Short exercise
Which lines below hold the word "JSON"? Copy all of them.

Working data
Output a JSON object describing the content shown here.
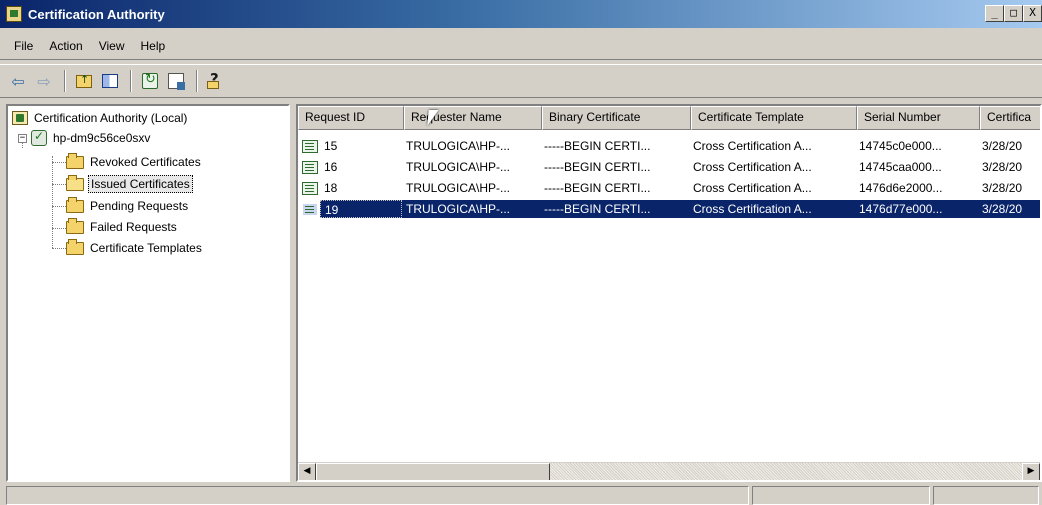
{
  "window": {
    "title": "Certification Authority",
    "controls": [
      "_",
      "□",
      "X"
    ]
  },
  "menu": [
    {
      "label": "File"
    },
    {
      "label": "Action"
    },
    {
      "label": "View"
    },
    {
      "label": "Help"
    }
  ],
  "toolbar": {
    "icons": [
      "back-arrow-icon",
      "forward-arrow-icon",
      "up-folder-icon",
      "show-hide-tree-icon",
      "refresh-icon",
      "export-list-icon",
      "help-icon"
    ]
  },
  "tree": {
    "root": "Certification Authority (Local)",
    "server": "hp-dm9c56ce0sxv",
    "folders": [
      {
        "label": "Revoked Certificates",
        "selected": false
      },
      {
        "label": "Issued Certificates",
        "selected": true
      },
      {
        "label": "Pending Requests",
        "selected": false
      },
      {
        "label": "Failed Requests",
        "selected": false
      },
      {
        "label": "Certificate Templates",
        "selected": false
      }
    ]
  },
  "list": {
    "columns": [
      "Request ID",
      "Requester Name",
      "Binary Certificate",
      "Certificate Template",
      "Serial Number",
      "Certifica"
    ],
    "rows": [
      {
        "id": "15",
        "requester": "TRULOGICA\\HP-...",
        "binary": "-----BEGIN CERTI...",
        "template": "Cross Certification A...",
        "serial": "14745c0e000...",
        "date": "3/28/20"
      },
      {
        "id": "16",
        "requester": "TRULOGICA\\HP-...",
        "binary": "-----BEGIN CERTI...",
        "template": "Cross Certification A...",
        "serial": "14745caa000...",
        "date": "3/28/20"
      },
      {
        "id": "18",
        "requester": "TRULOGICA\\HP-...",
        "binary": "-----BEGIN CERTI...",
        "template": "Cross Certification A...",
        "serial": "1476d6e2000...",
        "date": "3/28/20"
      },
      {
        "id": "19",
        "requester": "TRULOGICA\\HP-...",
        "binary": "-----BEGIN CERTI...",
        "template": "Cross Certification A...",
        "serial": "1476d77e000...",
        "date": "3/28/20",
        "selected": true
      }
    ]
  },
  "colors": {
    "title_gradient_start": "#0a246a",
    "title_gradient_end": "#a6caf0",
    "selection": "#0a246a",
    "face": "#d4d0c8"
  }
}
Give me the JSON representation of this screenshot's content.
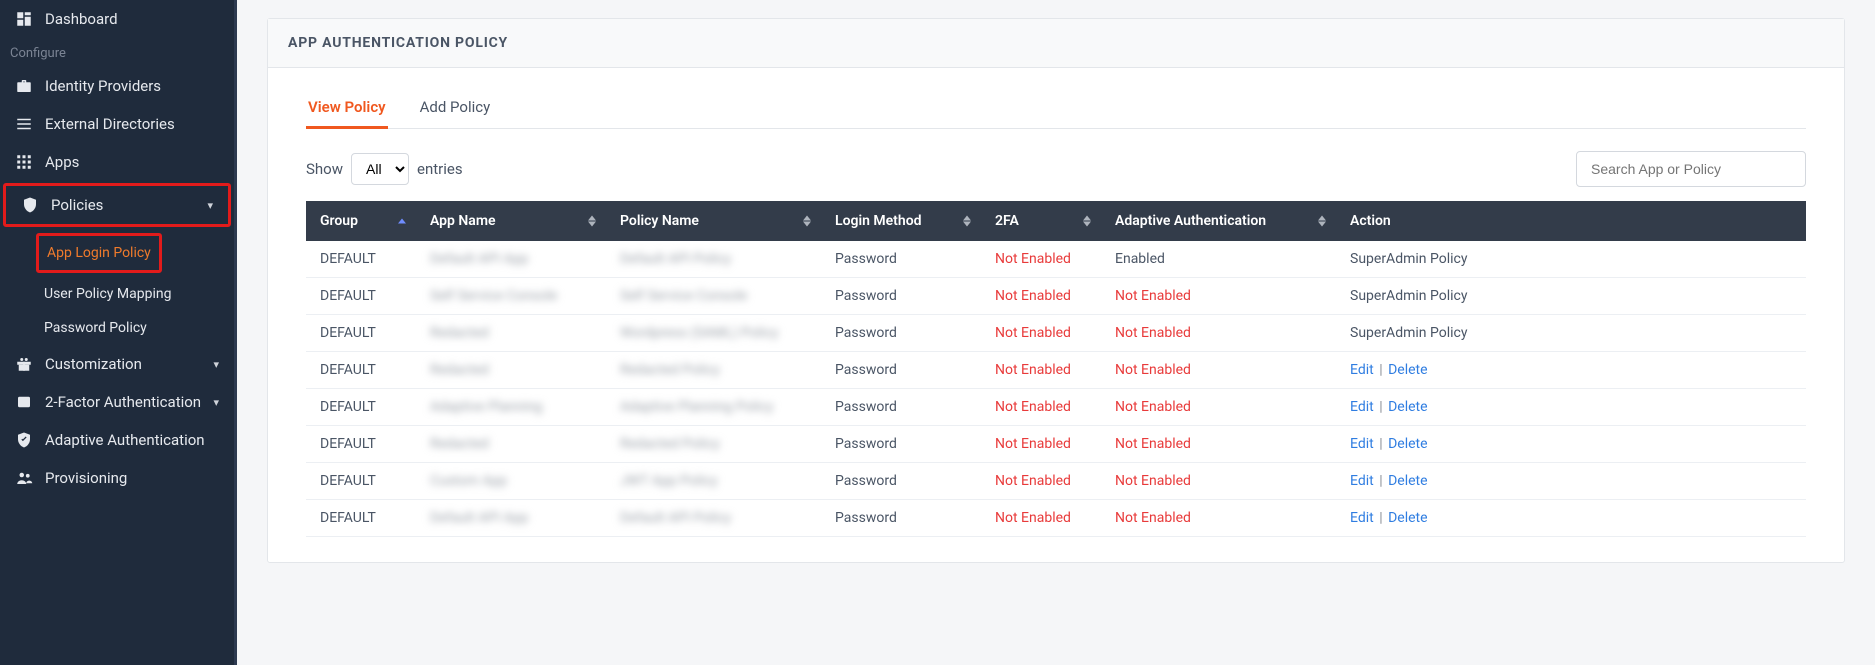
{
  "sidebar": {
    "dashboard": "Dashboard",
    "configure_label": "Configure",
    "identity_providers": "Identity Providers",
    "external_directories": "External Directories",
    "apps": "Apps",
    "policies": "Policies",
    "policies_children": {
      "app_login": "App Login Policy",
      "user_mapping": "User Policy Mapping",
      "password_policy": "Password Policy"
    },
    "customization": "Customization",
    "two_factor": "2-Factor Authentication",
    "adaptive_auth": "Adaptive Authentication",
    "provisioning": "Provisioning"
  },
  "page": {
    "title": "APP AUTHENTICATION POLICY"
  },
  "tabs": {
    "view": "View Policy",
    "add": "Add Policy"
  },
  "table_controls": {
    "show_label": "Show",
    "entries_label": "entries",
    "select_value": "All",
    "search_placeholder": "Search App or Policy"
  },
  "columns": {
    "group": "Group",
    "app_name": "App Name",
    "policy_name": "Policy Name",
    "login_method": "Login Method",
    "twofa": "2FA",
    "adaptive": "Adaptive Authentication",
    "action": "Action"
  },
  "rows": [
    {
      "group": "DEFAULT",
      "app": "Default API App",
      "policy": "Default API Policy",
      "login": "Password",
      "twofa": "Not Enabled",
      "twofa_red": true,
      "adaptive": "Enabled",
      "adaptive_red": false,
      "action_text": "SuperAdmin Policy",
      "action_links": false
    },
    {
      "group": "DEFAULT",
      "app": "Self Service Console",
      "policy": "Self Service Console",
      "login": "Password",
      "twofa": "Not Enabled",
      "twofa_red": true,
      "adaptive": "Not Enabled",
      "adaptive_red": true,
      "action_text": "SuperAdmin Policy",
      "action_links": false
    },
    {
      "group": "DEFAULT",
      "app": "Redacted",
      "policy": "Wordpress (SAML) Policy",
      "login": "Password",
      "twofa": "Not Enabled",
      "twofa_red": true,
      "adaptive": "Not Enabled",
      "adaptive_red": true,
      "action_text": "SuperAdmin Policy",
      "action_links": false
    },
    {
      "group": "DEFAULT",
      "app": "Redacted",
      "policy": "Redacted Policy",
      "login": "Password",
      "twofa": "Not Enabled",
      "twofa_red": true,
      "adaptive": "Not Enabled",
      "adaptive_red": true,
      "action_text": "",
      "action_links": true
    },
    {
      "group": "DEFAULT",
      "app": "Adaptive Planning",
      "policy": "Adaptive Planning Policy",
      "login": "Password",
      "twofa": "Not Enabled",
      "twofa_red": true,
      "adaptive": "Not Enabled",
      "adaptive_red": true,
      "action_text": "",
      "action_links": true
    },
    {
      "group": "DEFAULT",
      "app": "Redacted",
      "policy": "Redacted Policy",
      "login": "Password",
      "twofa": "Not Enabled",
      "twofa_red": true,
      "adaptive": "Not Enabled",
      "adaptive_red": true,
      "action_text": "",
      "action_links": true
    },
    {
      "group": "DEFAULT",
      "app": "Custom App",
      "policy": "JWT App Policy",
      "login": "Password",
      "twofa": "Not Enabled",
      "twofa_red": true,
      "adaptive": "Not Enabled",
      "adaptive_red": true,
      "action_text": "",
      "action_links": true
    },
    {
      "group": "DEFAULT",
      "app": "Default API App",
      "policy": "Default API Policy",
      "login": "Password",
      "twofa": "Not Enabled",
      "twofa_red": true,
      "adaptive": "Not Enabled",
      "adaptive_red": true,
      "action_text": "",
      "action_links": true
    }
  ],
  "action_labels": {
    "edit": "Edit",
    "delete": "Delete"
  }
}
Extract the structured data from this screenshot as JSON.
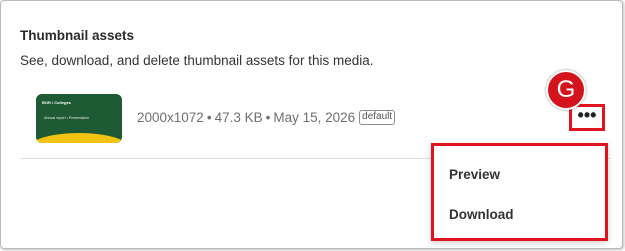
{
  "section": {
    "title": "Thumbnail assets",
    "description": "See, download, and delete thumbnail assets for this media."
  },
  "asset": {
    "thumbnail": {
      "brand_text": "BOR / Colleges",
      "headline_text": "Annual report • Presentation"
    },
    "dimensions": "2000x1072",
    "size": "47.3 KB",
    "date": "May 15, 2026",
    "separator": "•",
    "badge": "default"
  },
  "more_button": {
    "icon": "more-horizontal-icon",
    "glyph": "•••"
  },
  "step_marker": {
    "label": "G",
    "color": "#d4141c"
  },
  "menu": {
    "items": [
      {
        "label": "Preview"
      },
      {
        "label": "Download"
      }
    ]
  },
  "colors": {
    "highlight": "#e0141e",
    "thumbnail_green": "#1e5a33",
    "thumbnail_yellow": "#f2c313"
  }
}
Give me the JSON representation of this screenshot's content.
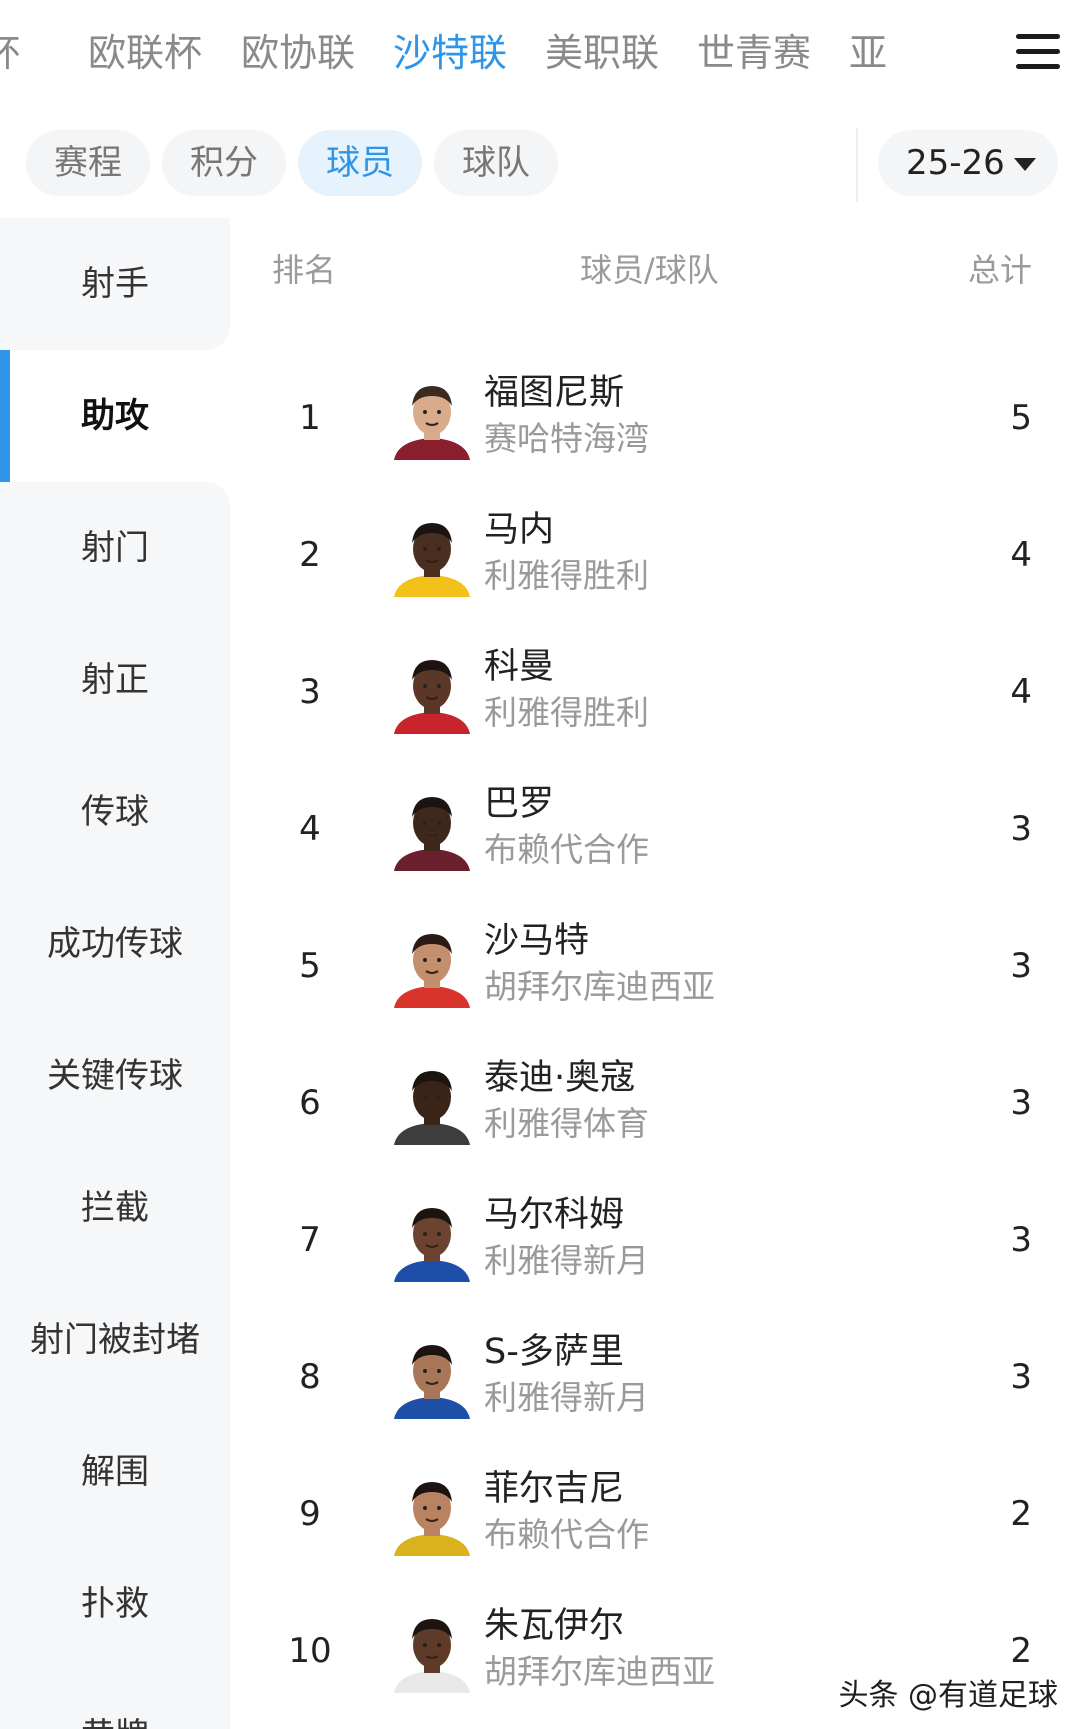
{
  "league_tabs": [
    {
      "label": "杯"
    },
    {
      "label": "欧联杯"
    },
    {
      "label": "欧协联"
    },
    {
      "label": "沙特联",
      "active": true
    },
    {
      "label": "美职联"
    },
    {
      "label": "世青赛"
    },
    {
      "label": "亚"
    }
  ],
  "sub_tabs": [
    {
      "label": "赛程"
    },
    {
      "label": "积分"
    },
    {
      "label": "球员",
      "active": true
    },
    {
      "label": "球队"
    }
  ],
  "season": {
    "value": "25-26"
  },
  "categories": [
    {
      "label": "射手"
    },
    {
      "label": "助攻",
      "active": true
    },
    {
      "label": "射门"
    },
    {
      "label": "射正"
    },
    {
      "label": "传球"
    },
    {
      "label": "成功传球"
    },
    {
      "label": "关键传球"
    },
    {
      "label": "拦截"
    },
    {
      "label": "射门被封堵"
    },
    {
      "label": "解围"
    },
    {
      "label": "扑救"
    },
    {
      "label": "黄牌"
    }
  ],
  "table": {
    "headers": {
      "rank": "排名",
      "player_team": "球员/球队",
      "total": "总计"
    },
    "rows": [
      {
        "rank": "1",
        "player": "福图尼斯",
        "team": "赛哈特海湾",
        "total": "5",
        "skin": "#d8ab8c",
        "hair": "#3a2a20",
        "shirt": "#8b1e2f"
      },
      {
        "rank": "2",
        "player": "马内",
        "team": "利雅得胜利",
        "total": "4",
        "skin": "#4a2e1f",
        "hair": "#1b1410",
        "shirt": "#f2c21b"
      },
      {
        "rank": "3",
        "player": "科曼",
        "team": "利雅得胜利",
        "total": "4",
        "skin": "#5a3726",
        "hair": "#1b1410",
        "shirt": "#c7242b"
      },
      {
        "rank": "4",
        "player": "巴罗",
        "team": "布赖代合作",
        "total": "3",
        "skin": "#3e271b",
        "hair": "#1b1410",
        "shirt": "#6b1f2c"
      },
      {
        "rank": "5",
        "player": "沙马特",
        "team": "胡拜尔库迪西亚",
        "total": "3",
        "skin": "#c48f6c",
        "hair": "#2a1c14",
        "shirt": "#d9342b"
      },
      {
        "rank": "6",
        "player": "泰迪·奥寇",
        "team": "利雅得体育",
        "total": "3",
        "skin": "#3a2418",
        "hair": "#1b1410",
        "shirt": "#3d3d3d"
      },
      {
        "rank": "7",
        "player": "马尔科姆",
        "team": "利雅得新月",
        "total": "3",
        "skin": "#6b4330",
        "hair": "#1b1410",
        "shirt": "#1e4fa8"
      },
      {
        "rank": "8",
        "player": "S-多萨里",
        "team": "利雅得新月",
        "total": "3",
        "skin": "#a8775a",
        "hair": "#1b1410",
        "shirt": "#1e4fa8"
      },
      {
        "rank": "9",
        "player": "菲尔吉尼",
        "team": "布赖代合作",
        "total": "2",
        "skin": "#b98260",
        "hair": "#1b1410",
        "shirt": "#d9b21e"
      },
      {
        "rank": "10",
        "player": "朱瓦伊尔",
        "team": "胡拜尔库迪西亚",
        "total": "2",
        "skin": "#5e3a28",
        "hair": "#1b1410",
        "shirt": "#e9e9e9"
      }
    ]
  },
  "watermark": "头条 @有道足球",
  "colors": {
    "accent": "#2f95e8",
    "sidebar_bg": "#f6f7f9",
    "muted": "#9a9a9a"
  },
  "icons": {
    "menu": "hamburger-menu-icon",
    "season_dropdown": "caret-down-icon"
  }
}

Full output
Output a JSON object describing the content shown here.
Give me the JSON representation of this screenshot's content.
Extract the structured data from this screenshot as JSON.
Give me the JSON representation of this screenshot's content.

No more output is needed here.